#### What you need to do
Count the lines in the rows below that contain the string "Arabic", treating uppercase and lowercase as different, and reply with the number alone.

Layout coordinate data
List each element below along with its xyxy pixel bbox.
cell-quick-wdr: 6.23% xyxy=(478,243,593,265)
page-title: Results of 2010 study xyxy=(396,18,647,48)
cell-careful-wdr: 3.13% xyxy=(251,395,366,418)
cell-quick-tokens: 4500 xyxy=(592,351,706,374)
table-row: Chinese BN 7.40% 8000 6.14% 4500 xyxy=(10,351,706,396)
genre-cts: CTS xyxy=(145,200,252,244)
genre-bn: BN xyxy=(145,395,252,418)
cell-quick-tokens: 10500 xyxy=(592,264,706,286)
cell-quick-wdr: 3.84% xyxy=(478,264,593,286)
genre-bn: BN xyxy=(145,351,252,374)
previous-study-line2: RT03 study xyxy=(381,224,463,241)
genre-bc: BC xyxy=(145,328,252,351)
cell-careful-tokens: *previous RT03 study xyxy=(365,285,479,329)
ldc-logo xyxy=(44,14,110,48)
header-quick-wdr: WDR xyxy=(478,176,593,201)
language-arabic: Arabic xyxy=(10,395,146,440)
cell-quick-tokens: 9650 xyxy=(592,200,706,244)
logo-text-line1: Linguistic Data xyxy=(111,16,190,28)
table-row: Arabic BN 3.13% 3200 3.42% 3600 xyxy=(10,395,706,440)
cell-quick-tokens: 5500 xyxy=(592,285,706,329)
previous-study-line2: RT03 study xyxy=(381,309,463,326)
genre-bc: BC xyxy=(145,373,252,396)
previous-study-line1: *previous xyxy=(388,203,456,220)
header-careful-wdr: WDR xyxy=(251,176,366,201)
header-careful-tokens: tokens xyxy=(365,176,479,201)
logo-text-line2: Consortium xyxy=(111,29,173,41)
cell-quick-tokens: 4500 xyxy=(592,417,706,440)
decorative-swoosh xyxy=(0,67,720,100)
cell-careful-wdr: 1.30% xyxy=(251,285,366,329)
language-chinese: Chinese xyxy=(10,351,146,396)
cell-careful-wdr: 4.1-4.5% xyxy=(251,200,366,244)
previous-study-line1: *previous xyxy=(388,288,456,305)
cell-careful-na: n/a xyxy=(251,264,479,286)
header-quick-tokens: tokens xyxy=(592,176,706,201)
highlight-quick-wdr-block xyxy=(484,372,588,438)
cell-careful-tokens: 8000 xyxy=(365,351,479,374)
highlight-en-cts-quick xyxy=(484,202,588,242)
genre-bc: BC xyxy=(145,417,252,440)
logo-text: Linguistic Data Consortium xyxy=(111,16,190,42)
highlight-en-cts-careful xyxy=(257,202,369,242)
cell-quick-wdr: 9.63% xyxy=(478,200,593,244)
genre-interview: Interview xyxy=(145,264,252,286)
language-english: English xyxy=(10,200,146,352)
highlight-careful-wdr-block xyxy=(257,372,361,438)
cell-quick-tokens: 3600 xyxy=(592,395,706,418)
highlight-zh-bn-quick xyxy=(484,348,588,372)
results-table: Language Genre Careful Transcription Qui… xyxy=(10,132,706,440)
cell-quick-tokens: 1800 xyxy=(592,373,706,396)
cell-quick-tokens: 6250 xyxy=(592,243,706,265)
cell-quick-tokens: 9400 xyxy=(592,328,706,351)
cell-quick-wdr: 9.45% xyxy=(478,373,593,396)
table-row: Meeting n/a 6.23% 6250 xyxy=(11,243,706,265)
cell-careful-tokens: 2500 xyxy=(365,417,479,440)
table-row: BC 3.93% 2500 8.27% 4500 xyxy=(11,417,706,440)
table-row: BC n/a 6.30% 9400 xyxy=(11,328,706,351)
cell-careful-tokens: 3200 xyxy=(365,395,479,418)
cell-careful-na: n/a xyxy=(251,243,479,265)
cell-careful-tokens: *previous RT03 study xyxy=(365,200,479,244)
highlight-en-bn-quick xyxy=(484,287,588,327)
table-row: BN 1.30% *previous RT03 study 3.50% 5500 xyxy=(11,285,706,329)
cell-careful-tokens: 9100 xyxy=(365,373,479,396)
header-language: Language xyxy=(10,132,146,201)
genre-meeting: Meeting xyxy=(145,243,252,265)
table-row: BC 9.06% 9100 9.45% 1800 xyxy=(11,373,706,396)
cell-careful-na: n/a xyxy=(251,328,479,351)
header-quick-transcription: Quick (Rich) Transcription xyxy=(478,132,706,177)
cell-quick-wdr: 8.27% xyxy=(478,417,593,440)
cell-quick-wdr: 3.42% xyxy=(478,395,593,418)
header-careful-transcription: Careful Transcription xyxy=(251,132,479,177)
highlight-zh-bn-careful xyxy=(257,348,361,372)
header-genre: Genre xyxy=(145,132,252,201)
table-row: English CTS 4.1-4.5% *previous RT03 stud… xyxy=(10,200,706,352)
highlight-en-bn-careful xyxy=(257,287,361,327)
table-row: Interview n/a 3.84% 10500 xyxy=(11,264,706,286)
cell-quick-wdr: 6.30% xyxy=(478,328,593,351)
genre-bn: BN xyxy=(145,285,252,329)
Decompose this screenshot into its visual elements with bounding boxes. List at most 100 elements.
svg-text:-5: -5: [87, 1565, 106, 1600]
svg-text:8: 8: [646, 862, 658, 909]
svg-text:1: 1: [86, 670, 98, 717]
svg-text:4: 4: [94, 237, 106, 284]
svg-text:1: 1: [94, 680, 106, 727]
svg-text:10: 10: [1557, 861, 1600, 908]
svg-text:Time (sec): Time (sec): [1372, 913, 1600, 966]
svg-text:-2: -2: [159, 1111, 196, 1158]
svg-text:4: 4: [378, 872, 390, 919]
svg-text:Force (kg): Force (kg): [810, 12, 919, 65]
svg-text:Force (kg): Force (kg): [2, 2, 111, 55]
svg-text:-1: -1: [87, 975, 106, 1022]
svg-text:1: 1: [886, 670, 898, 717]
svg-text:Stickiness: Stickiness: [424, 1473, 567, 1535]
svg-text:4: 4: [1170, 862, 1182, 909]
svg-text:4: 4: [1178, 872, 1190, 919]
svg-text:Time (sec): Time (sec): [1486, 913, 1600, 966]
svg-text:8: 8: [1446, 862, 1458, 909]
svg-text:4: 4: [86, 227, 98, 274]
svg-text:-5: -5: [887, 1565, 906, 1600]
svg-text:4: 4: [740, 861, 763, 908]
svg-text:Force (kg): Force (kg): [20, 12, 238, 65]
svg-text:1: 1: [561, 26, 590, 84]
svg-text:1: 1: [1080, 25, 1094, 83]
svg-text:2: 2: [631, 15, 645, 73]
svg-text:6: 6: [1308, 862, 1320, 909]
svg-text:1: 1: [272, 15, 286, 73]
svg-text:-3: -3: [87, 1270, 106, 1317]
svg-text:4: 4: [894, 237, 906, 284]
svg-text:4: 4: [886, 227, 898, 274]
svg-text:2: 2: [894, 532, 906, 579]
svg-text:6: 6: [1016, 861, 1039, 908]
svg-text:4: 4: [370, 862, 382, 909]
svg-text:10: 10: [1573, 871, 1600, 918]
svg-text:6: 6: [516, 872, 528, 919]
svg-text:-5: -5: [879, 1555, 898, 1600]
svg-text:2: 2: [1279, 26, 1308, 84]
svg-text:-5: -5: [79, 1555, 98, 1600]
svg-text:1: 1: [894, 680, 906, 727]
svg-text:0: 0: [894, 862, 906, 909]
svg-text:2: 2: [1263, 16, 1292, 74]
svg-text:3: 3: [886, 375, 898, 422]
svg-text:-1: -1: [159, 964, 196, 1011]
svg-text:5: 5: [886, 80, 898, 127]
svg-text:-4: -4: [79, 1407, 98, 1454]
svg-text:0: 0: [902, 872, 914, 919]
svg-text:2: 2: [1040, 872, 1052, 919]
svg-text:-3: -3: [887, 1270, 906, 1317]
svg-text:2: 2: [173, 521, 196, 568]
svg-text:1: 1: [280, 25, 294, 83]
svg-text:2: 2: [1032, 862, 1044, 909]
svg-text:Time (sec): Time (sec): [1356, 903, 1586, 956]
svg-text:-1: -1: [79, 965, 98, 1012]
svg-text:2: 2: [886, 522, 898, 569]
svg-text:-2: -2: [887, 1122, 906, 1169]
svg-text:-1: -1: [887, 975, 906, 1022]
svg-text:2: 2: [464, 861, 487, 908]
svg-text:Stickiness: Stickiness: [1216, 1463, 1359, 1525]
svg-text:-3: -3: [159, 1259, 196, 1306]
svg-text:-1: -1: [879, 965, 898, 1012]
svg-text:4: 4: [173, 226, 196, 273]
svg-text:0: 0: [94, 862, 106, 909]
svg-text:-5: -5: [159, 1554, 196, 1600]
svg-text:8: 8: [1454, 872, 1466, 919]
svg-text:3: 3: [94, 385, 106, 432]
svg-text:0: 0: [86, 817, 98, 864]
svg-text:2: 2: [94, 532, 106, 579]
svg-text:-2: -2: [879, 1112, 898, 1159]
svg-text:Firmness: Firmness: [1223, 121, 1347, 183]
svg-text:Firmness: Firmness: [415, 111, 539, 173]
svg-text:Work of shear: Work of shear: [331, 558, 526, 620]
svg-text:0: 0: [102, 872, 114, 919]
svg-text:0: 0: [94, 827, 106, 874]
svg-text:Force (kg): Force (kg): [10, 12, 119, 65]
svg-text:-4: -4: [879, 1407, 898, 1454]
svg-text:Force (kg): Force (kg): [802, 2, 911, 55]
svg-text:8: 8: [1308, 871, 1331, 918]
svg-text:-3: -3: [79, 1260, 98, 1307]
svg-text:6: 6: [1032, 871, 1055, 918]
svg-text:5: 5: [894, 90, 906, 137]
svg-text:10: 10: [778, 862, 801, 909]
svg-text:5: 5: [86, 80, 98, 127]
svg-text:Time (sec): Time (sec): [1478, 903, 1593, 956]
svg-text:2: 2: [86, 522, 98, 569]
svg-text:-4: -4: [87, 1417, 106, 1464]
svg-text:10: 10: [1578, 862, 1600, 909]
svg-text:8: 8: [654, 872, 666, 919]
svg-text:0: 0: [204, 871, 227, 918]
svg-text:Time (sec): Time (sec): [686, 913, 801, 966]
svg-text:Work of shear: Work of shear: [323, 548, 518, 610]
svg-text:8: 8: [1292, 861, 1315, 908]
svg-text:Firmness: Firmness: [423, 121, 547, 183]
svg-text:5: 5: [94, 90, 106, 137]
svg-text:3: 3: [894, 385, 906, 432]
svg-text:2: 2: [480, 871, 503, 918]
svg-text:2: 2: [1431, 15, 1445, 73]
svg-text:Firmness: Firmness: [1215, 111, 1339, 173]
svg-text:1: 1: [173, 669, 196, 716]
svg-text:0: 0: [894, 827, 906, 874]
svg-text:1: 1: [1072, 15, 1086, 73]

#### Expected output
2